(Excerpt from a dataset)
*-*-*

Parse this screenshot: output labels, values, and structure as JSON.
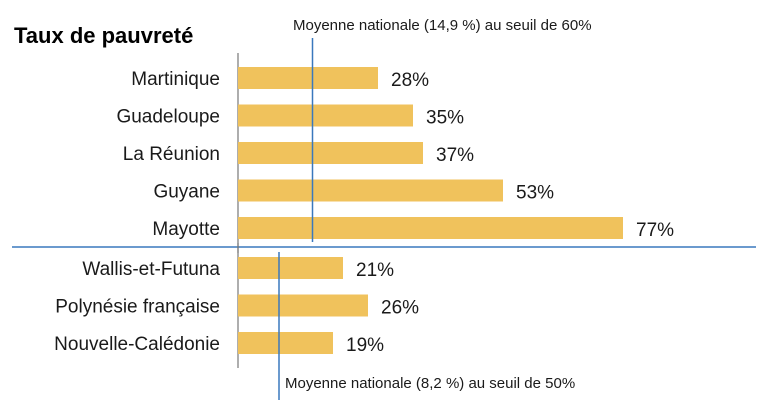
{
  "chart_data": {
    "type": "bar",
    "orientation": "horizontal",
    "title": "Taux de pauvreté",
    "value_suffix": "%",
    "bar_color": "#F0C25C",
    "reference_line_color": "#3A78BD",
    "axis_color": "#777777",
    "groups": [
      {
        "categories": [
          "Martinique",
          "Guadeloupe",
          "La Réunion",
          "Guyane",
          "Mayotte"
        ],
        "values": [
          28,
          35,
          37,
          53,
          77
        ],
        "labels": [
          "28%",
          "35%",
          "37%",
          "53%",
          "77%"
        ],
        "reference": {
          "value": 14.9,
          "label": "Moyenne nationale (14,9 %) au seuil de 60%"
        }
      },
      {
        "categories": [
          "Wallis-et-Futuna",
          "Polynésie française",
          "Nouvelle-Calédonie"
        ],
        "values": [
          21,
          26,
          19
        ],
        "labels": [
          "21%",
          "26%",
          "19%"
        ],
        "reference": {
          "value": 8.2,
          "label": "Moyenne nationale (8,2 %) au seuil de 50%"
        }
      }
    ]
  }
}
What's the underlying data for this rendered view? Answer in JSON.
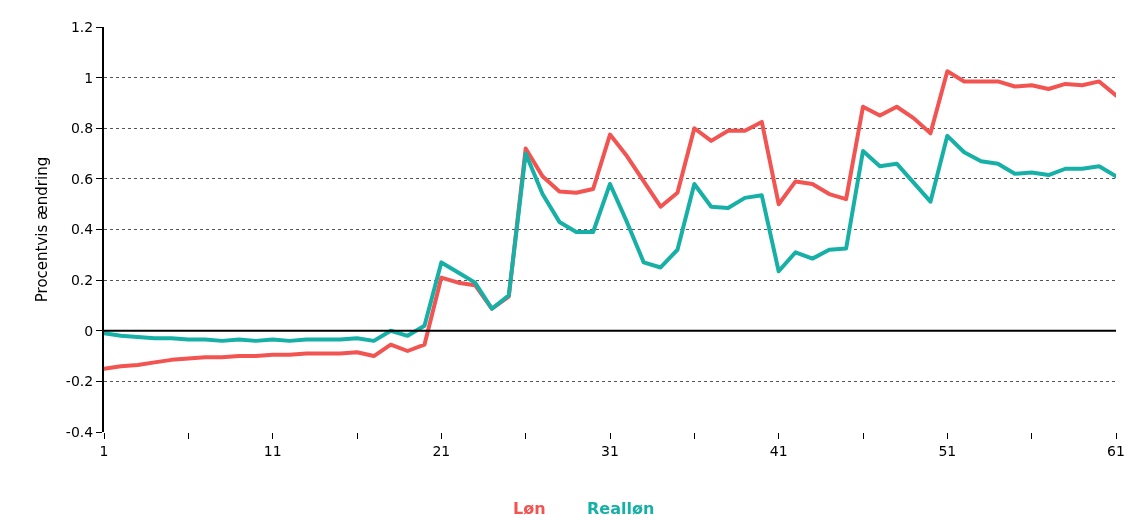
{
  "chart_data": {
    "type": "line",
    "ylabel": "Procentvis ændring",
    "x": [
      1,
      2,
      3,
      4,
      5,
      6,
      7,
      8,
      9,
      10,
      11,
      12,
      13,
      14,
      15,
      16,
      17,
      18,
      19,
      20,
      21,
      22,
      23,
      24,
      25,
      26,
      27,
      28,
      29,
      30,
      31,
      32,
      33,
      34,
      35,
      36,
      37,
      38,
      39,
      40,
      41,
      42,
      43,
      44,
      45,
      46,
      47,
      48,
      49,
      50,
      51,
      52,
      53,
      54,
      55,
      56,
      57,
      58,
      59,
      60,
      61
    ],
    "series": [
      {
        "name": "Løn",
        "color": "#f25452",
        "values": [
          -0.15,
          -0.14,
          -0.135,
          -0.125,
          -0.115,
          -0.11,
          -0.105,
          -0.105,
          -0.1,
          -0.1,
          -0.095,
          -0.095,
          -0.09,
          -0.09,
          -0.09,
          -0.085,
          -0.1,
          -0.055,
          -0.08,
          -0.055,
          0.21,
          0.19,
          0.18,
          0.087,
          0.135,
          0.72,
          0.61,
          0.55,
          0.545,
          0.56,
          0.775,
          0.69,
          0.59,
          0.49,
          0.545,
          0.8,
          0.75,
          0.79,
          0.79,
          0.825,
          0.5,
          0.59,
          0.58,
          0.54,
          0.52,
          0.885,
          0.85,
          0.885,
          0.84,
          0.78,
          1.025,
          0.985,
          0.985,
          0.985,
          0.965,
          0.97,
          0.955,
          0.975,
          0.97,
          0.985,
          0.93
        ]
      },
      {
        "name": "Realløn",
        "color": "#17b0a7",
        "values": [
          -0.01,
          -0.02,
          -0.025,
          -0.03,
          -0.03,
          -0.035,
          -0.035,
          -0.04,
          -0.035,
          -0.04,
          -0.035,
          -0.04,
          -0.035,
          -0.035,
          -0.035,
          -0.03,
          -0.04,
          0.0,
          -0.02,
          0.02,
          0.27,
          0.23,
          0.19,
          0.087,
          0.14,
          0.7,
          0.54,
          0.43,
          0.39,
          0.39,
          0.58,
          0.43,
          0.27,
          0.25,
          0.32,
          0.58,
          0.49,
          0.485,
          0.525,
          0.535,
          0.235,
          0.31,
          0.285,
          0.32,
          0.325,
          0.71,
          0.65,
          0.66,
          0.585,
          0.51,
          0.77,
          0.705,
          0.67,
          0.66,
          0.62,
          0.625,
          0.615,
          0.64,
          0.64,
          0.65,
          0.61
        ]
      }
    ],
    "xlim": [
      1,
      61
    ],
    "xticks": [
      1,
      {
        "value": 6,
        "label": null
      },
      11,
      {
        "value": 16,
        "label": null
      },
      21,
      {
        "value": 26,
        "label": null
      },
      31,
      {
        "value": 36,
        "label": null
      },
      41,
      {
        "value": 46,
        "label": null
      },
      51,
      {
        "value": 56,
        "label": null
      },
      61
    ],
    "ylim": [
      -0.4,
      1.2
    ],
    "yticks": [
      {
        "value": -0.4,
        "label": "-0.4"
      },
      {
        "value": -0.2,
        "label": "-0.2"
      },
      0,
      0.2,
      0.4,
      0.6,
      0.8,
      1,
      1.2
    ],
    "ref_lines": [
      {
        "axis": "y",
        "value": 0,
        "color": "#000000"
      }
    ],
    "grid": "y",
    "legend": "bottom",
    "marker": "none",
    "line_style": "solid"
  }
}
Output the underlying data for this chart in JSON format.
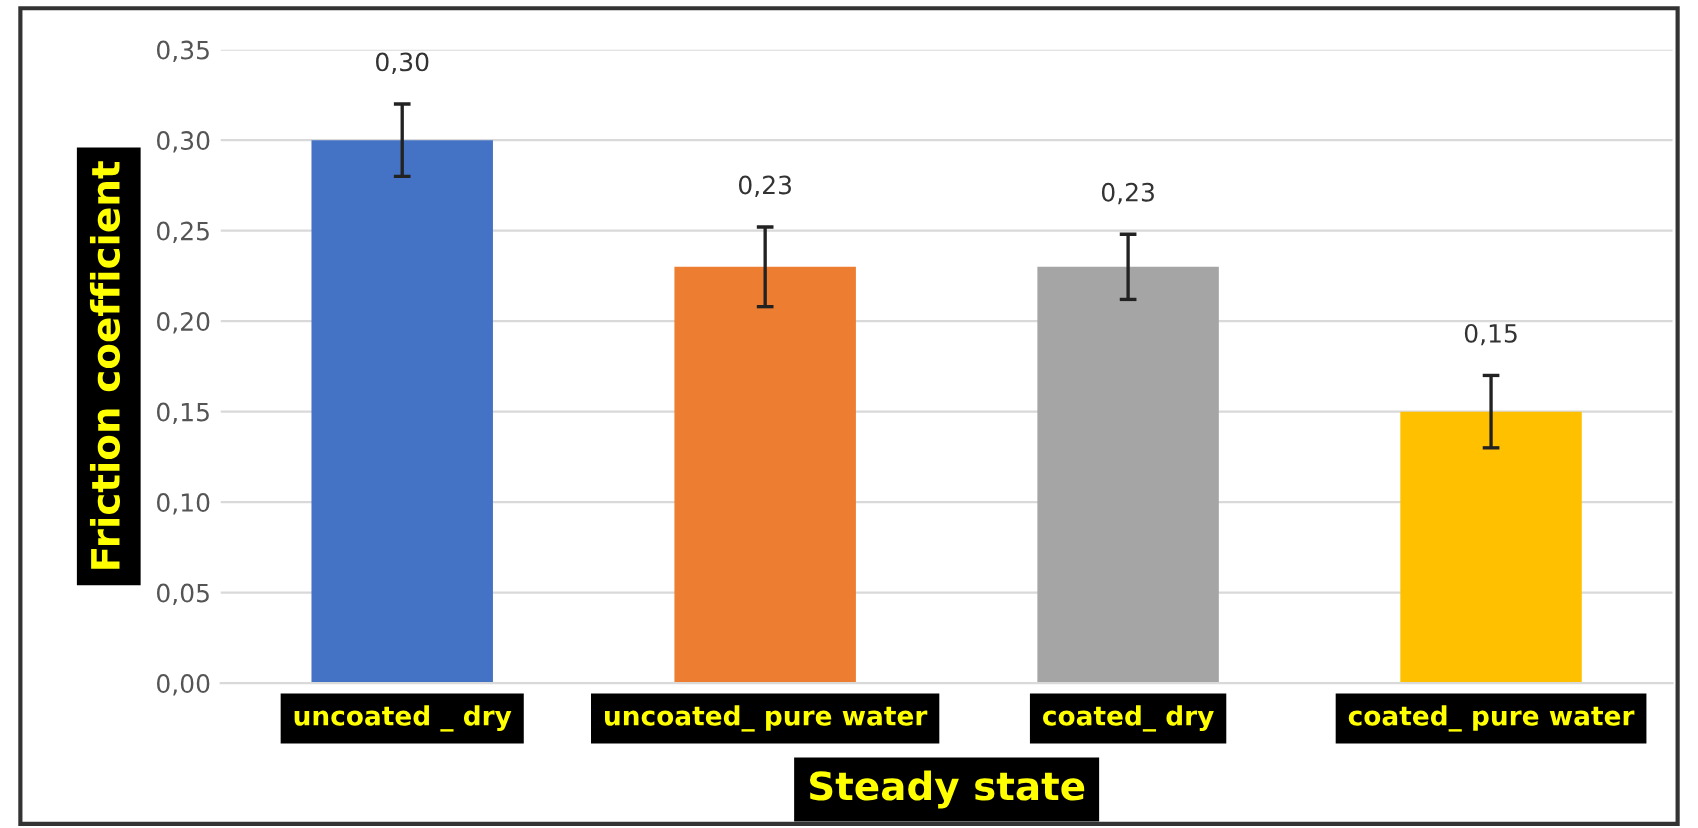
{
  "chart_data": {
    "type": "bar",
    "xlabel": "Steady state",
    "ylabel": "Friction coefficient",
    "categories": [
      "uncoated _ dry",
      "uncoated_ pure water",
      "coated_ dry",
      "coated_ pure water"
    ],
    "values": [
      0.3,
      0.23,
      0.23,
      0.15
    ],
    "colors": [
      "#4472c4",
      "#ed7d31",
      "#a5a5a5",
      "#ffc000"
    ],
    "errors": [
      0.02,
      0.022,
      0.018,
      0.02
    ],
    "value_labels": [
      "0,30",
      "0,23",
      "0,23",
      "0,15"
    ],
    "ylim": [
      0,
      0.35
    ],
    "yticks": [
      {
        "value": 0,
        "label": "0,00"
      },
      {
        "value": 0.05,
        "label": "0,05"
      },
      {
        "value": 0.1,
        "label": "0,10"
      },
      {
        "value": 0.15,
        "label": "0,15"
      },
      {
        "value": 0.2,
        "label": "0,20"
      },
      {
        "value": 0.25,
        "label": "0,25"
      },
      {
        "value": 0.3,
        "label": "0,30"
      },
      {
        "value": 0.35,
        "label": "0,35"
      }
    ],
    "grid": "y"
  }
}
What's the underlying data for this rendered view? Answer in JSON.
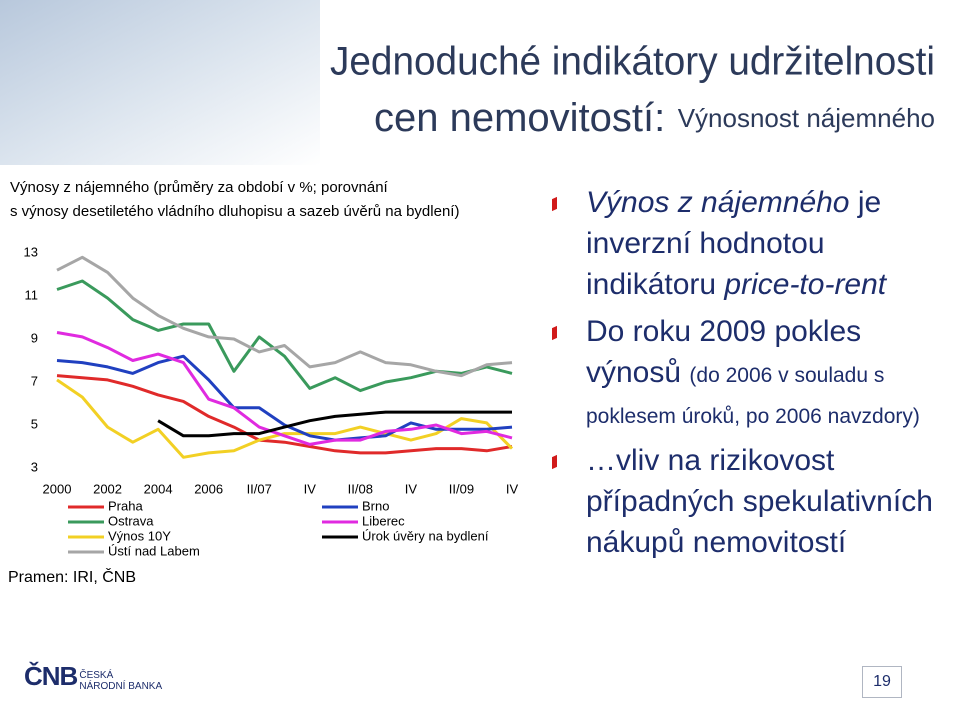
{
  "slide": {
    "title": [
      "Jednoduché indikátory udržitelnosti",
      "cen nemovitostí:"
    ],
    "title_suffix": "Výnosnost nájemného",
    "bullets": [
      [
        {
          "text": "Výnos z nájemného",
          "italic": true
        },
        {
          "text": "je inverzní hodnotou indikátoru"
        },
        {
          "text": "price-to-rent",
          "italic": true
        }
      ],
      [
        {
          "text": "Do roku 2009 pokles výnosů"
        },
        {
          "text": "(do 2006 v souladu s poklesem úroků, po 2006 navzdory)",
          "small": true
        }
      ],
      [
        {
          "text": "…vliv na rizikovost případných spekulativních nákupů nemovitostí"
        }
      ]
    ],
    "logo": {
      "mark": "ČNB",
      "name": [
        "ČESKÁ",
        "NÁRODNÍ BANKA"
      ]
    },
    "page_number": 19
  },
  "chart_data": {
    "type": "line",
    "title": [
      "Výnosy z nájemného (průměry za období v %; porovnání",
      "s výnosy desetiletého vládního dluhopisu a sazeb úvěrů na bydlení)"
    ],
    "source": "Pramen: IRI, ČNB",
    "categories": [
      "2000",
      null,
      "2002",
      null,
      "2004",
      null,
      "2006",
      null,
      "II/07",
      null,
      "IV",
      null,
      "II/08",
      null,
      "IV",
      null,
      "II/09",
      null,
      "IV"
    ],
    "ylim": [
      3,
      13
    ],
    "yticks": [
      3,
      5,
      7,
      9,
      11,
      13
    ],
    "grid": false,
    "legend": "bottom",
    "series": [
      {
        "name": "Praha",
        "color": "#e02a2a",
        "values": [
          7.3,
          7.2,
          7.1,
          6.8,
          6.4,
          6.1,
          5.4,
          4.9,
          4.3,
          4.2,
          4.0,
          3.8,
          3.7,
          3.7,
          3.8,
          3.9,
          3.9,
          3.8,
          4.0
        ]
      },
      {
        "name": "Ostrava",
        "color": "#3a9a5c",
        "values": [
          11.3,
          11.7,
          10.9,
          9.9,
          9.4,
          9.7,
          9.7,
          7.5,
          9.1,
          8.2,
          6.7,
          7.2,
          6.6,
          7.0,
          7.2,
          7.5,
          7.4,
          7.7,
          7.4
        ]
      },
      {
        "name": "Výnos 10Y",
        "color": "#f2d024",
        "values": [
          7.1,
          6.3,
          4.9,
          4.2,
          4.8,
          3.5,
          3.7,
          3.8,
          4.3,
          4.6,
          4.6,
          4.6,
          4.9,
          4.6,
          4.3,
          4.6,
          5.3,
          5.1,
          3.9
        ]
      },
      {
        "name": "Ústí nad Labem",
        "color": "#a6a6a6",
        "values": [
          12.2,
          12.8,
          12.1,
          10.9,
          10.1,
          9.5,
          9.1,
          9.0,
          8.4,
          8.7,
          7.7,
          7.9,
          8.4,
          7.9,
          7.8,
          7.5,
          7.3,
          7.8,
          7.9
        ]
      },
      {
        "name": "Brno",
        "color": "#2040c0",
        "values": [
          8.0,
          7.9,
          7.7,
          7.4,
          7.9,
          8.2,
          7.1,
          5.8,
          5.8,
          5.0,
          4.5,
          4.3,
          4.4,
          4.5,
          5.1,
          4.8,
          4.8,
          4.8,
          4.9
        ]
      },
      {
        "name": "Liberec",
        "color": "#e02ae0",
        "values": [
          9.3,
          9.1,
          8.6,
          8.0,
          8.3,
          7.9,
          6.2,
          5.8,
          4.9,
          4.5,
          4.1,
          4.3,
          4.3,
          4.7,
          4.8,
          5.0,
          4.6,
          4.7,
          4.4
        ]
      },
      {
        "name": "Úrok úvěry na bydlení",
        "color": "#000000",
        "values": [
          null,
          null,
          null,
          null,
          5.2,
          4.5,
          4.5,
          4.6,
          4.6,
          4.9,
          5.2,
          5.4,
          5.5,
          5.6,
          5.6,
          5.6,
          5.6,
          5.6,
          5.6
        ]
      }
    ]
  }
}
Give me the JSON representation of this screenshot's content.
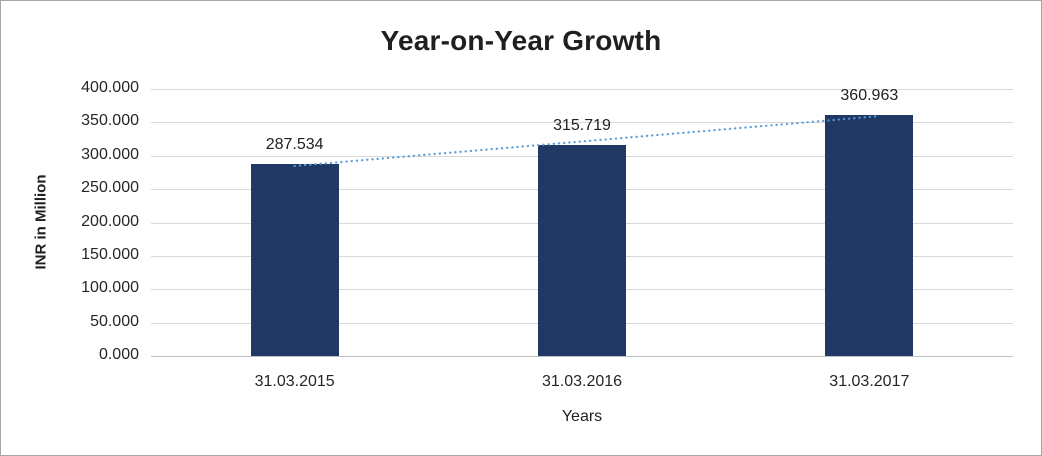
{
  "chart_data": {
    "type": "bar",
    "title": "Year-on-Year Growth",
    "xlabel": "Years",
    "ylabel": "INR in Million",
    "categories": [
      "31.03.2015",
      "31.03.2016",
      "31.03.2017"
    ],
    "values": [
      287.534,
      315.719,
      360.963
    ],
    "value_labels": [
      "287.534",
      "315.719",
      "360.963"
    ],
    "ylim": [
      0,
      400
    ],
    "ytick_step": 50,
    "ytick_labels": [
      "0.000",
      "50.000",
      "100.000",
      "150.000",
      "200.000",
      "250.000",
      "300.000",
      "350.000",
      "400.000"
    ],
    "grid": true,
    "legend": "none",
    "trendline": {
      "type": "linear",
      "style": "dotted",
      "color": "#5b9bd5"
    },
    "colors": {
      "bar": "#1f3864",
      "gridline": "#d9d9d9",
      "axis_line": "#bfbfbf",
      "text": "#1f1f1f",
      "frame_border": "#a6a6a6",
      "background": "#ffffff"
    }
  }
}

*-*-*

Check each line of the records for "nemovitostí" and copy the ones that contain it.

| Full answer |
      "cen nemovitostí:"
          "text": "…vliv na rizikovost případných spekulativních nákupů nemovitostí"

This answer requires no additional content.